_DO THIS_
Tally the lines in the following entries that include the word "GEORGE"; state only the total.

_MATERIAL FOR THE TASK_

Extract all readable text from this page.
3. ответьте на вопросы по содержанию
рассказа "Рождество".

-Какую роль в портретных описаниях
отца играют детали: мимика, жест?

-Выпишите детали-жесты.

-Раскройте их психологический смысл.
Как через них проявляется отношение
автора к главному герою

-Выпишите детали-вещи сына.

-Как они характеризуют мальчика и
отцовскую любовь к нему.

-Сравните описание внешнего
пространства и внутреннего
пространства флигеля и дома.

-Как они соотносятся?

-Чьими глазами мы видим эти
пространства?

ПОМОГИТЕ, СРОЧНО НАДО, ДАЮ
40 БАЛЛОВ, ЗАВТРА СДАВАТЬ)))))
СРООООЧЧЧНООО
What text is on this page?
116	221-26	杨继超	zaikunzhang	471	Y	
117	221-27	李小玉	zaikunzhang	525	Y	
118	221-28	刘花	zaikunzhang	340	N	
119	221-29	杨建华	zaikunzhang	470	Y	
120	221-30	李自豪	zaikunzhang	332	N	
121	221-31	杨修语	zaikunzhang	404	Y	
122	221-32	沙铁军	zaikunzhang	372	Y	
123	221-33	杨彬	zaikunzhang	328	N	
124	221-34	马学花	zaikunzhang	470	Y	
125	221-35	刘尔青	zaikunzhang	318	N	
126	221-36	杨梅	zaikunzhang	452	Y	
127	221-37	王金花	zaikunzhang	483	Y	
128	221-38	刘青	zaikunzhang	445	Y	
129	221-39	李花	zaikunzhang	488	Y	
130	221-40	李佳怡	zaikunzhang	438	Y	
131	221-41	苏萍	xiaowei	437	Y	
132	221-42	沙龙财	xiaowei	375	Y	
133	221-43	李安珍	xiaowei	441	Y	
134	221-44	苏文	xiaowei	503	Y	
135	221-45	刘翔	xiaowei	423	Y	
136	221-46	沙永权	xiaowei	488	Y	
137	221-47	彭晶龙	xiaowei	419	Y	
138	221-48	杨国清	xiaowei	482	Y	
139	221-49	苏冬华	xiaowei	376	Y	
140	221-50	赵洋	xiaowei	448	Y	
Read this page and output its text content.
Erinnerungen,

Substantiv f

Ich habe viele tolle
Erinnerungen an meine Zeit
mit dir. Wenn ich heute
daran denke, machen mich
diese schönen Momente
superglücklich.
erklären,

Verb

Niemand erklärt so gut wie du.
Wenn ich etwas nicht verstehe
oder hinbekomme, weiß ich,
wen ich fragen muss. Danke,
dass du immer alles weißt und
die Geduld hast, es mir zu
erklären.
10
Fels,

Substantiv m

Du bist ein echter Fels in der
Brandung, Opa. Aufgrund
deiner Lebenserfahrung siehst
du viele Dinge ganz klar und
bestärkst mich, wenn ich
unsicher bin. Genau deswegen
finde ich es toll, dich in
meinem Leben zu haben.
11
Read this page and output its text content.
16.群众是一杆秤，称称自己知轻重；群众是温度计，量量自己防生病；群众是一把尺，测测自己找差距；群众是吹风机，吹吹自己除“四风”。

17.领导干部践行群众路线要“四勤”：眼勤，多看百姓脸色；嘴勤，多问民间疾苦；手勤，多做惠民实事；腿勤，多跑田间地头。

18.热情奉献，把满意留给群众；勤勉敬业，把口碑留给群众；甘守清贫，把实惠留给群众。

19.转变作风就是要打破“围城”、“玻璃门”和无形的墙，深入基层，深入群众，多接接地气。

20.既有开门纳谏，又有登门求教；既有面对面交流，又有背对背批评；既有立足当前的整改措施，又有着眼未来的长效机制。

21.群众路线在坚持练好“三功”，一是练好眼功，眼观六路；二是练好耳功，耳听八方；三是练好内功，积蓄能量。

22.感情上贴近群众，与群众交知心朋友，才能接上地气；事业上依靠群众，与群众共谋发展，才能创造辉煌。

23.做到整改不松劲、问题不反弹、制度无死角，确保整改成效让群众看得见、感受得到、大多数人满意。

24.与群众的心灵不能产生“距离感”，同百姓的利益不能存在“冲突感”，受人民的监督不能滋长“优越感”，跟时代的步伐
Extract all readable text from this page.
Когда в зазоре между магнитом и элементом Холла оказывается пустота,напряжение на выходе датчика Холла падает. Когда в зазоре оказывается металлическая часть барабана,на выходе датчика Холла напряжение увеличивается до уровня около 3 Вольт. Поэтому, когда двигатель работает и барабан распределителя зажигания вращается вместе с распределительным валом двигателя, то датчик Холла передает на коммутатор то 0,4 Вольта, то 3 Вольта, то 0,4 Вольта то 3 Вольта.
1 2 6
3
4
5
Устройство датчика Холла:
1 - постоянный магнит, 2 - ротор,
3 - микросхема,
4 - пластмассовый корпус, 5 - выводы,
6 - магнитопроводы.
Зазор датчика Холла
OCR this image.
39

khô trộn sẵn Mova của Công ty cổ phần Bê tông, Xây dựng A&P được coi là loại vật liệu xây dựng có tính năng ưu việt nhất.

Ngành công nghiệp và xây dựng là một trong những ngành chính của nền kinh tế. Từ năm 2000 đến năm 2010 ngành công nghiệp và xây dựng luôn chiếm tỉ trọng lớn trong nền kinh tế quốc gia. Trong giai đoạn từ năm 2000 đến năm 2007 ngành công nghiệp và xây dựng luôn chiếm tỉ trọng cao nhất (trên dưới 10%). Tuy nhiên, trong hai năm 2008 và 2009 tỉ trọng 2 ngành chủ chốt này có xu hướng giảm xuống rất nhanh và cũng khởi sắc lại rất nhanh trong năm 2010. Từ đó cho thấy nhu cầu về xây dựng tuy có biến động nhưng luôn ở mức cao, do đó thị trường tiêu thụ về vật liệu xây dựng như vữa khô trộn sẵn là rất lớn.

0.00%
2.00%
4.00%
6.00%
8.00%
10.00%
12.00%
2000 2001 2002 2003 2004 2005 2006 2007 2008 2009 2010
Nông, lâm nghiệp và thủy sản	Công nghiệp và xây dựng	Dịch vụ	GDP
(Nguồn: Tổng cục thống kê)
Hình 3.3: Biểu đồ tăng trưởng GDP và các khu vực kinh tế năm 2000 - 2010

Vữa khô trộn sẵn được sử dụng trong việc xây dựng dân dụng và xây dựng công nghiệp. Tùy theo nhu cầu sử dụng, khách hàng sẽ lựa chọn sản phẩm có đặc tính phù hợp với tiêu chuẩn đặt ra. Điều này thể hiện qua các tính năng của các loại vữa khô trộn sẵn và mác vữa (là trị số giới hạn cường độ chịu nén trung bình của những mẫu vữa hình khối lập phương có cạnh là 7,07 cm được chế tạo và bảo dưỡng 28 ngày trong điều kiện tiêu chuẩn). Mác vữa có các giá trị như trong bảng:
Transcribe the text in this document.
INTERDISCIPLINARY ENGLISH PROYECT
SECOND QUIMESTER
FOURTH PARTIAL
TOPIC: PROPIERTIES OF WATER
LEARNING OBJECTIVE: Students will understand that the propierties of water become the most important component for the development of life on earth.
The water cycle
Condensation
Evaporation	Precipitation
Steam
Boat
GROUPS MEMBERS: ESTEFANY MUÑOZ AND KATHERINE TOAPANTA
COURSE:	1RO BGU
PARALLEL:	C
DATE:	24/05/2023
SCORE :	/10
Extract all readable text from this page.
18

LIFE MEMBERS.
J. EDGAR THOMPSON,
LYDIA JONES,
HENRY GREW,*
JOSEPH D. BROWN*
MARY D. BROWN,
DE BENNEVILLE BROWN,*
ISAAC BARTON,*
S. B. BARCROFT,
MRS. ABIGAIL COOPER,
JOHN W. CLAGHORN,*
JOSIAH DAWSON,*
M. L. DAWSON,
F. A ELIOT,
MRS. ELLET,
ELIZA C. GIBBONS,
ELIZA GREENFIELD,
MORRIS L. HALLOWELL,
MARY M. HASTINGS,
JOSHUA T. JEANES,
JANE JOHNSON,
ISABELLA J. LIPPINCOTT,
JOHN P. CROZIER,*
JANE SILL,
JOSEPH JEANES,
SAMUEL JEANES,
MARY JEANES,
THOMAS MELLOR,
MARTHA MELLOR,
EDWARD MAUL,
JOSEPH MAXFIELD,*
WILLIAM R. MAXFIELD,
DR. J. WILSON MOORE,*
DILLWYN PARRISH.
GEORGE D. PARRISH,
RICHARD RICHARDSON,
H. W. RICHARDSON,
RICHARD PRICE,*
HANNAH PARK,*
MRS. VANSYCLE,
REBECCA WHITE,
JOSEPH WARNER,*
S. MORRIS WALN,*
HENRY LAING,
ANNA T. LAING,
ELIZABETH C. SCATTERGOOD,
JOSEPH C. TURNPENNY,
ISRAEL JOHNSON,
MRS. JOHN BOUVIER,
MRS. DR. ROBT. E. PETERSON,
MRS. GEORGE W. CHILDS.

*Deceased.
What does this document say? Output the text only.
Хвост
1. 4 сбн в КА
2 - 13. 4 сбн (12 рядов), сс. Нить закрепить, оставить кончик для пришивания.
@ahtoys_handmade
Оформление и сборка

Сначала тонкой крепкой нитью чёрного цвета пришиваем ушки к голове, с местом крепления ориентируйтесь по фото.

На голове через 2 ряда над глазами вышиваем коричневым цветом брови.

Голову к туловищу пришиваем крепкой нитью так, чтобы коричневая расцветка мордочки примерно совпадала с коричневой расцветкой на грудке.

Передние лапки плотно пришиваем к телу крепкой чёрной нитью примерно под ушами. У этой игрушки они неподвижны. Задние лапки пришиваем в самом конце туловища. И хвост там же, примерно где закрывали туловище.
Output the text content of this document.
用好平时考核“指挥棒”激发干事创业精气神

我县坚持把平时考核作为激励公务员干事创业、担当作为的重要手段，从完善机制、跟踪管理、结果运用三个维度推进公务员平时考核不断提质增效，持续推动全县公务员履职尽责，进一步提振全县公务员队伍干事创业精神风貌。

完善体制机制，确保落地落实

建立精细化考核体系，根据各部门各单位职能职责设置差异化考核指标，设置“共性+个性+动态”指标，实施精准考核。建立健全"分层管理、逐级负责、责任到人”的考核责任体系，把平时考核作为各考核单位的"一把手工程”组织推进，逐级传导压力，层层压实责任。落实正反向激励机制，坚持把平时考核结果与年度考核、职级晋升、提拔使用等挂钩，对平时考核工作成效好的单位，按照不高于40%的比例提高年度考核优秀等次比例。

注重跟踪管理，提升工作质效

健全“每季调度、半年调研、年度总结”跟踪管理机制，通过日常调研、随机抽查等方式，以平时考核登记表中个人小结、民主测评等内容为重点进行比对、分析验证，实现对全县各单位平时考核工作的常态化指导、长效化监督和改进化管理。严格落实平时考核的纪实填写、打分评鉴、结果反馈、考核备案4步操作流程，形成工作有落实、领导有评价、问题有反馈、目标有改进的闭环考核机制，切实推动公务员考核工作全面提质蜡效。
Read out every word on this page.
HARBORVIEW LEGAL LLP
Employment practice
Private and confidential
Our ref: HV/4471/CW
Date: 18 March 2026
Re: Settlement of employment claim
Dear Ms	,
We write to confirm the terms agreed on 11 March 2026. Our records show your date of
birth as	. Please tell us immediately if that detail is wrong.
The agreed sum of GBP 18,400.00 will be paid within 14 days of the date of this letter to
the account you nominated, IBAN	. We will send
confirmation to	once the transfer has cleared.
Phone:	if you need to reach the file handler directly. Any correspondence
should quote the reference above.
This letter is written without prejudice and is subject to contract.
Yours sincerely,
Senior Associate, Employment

_TASK SOLUTION_
2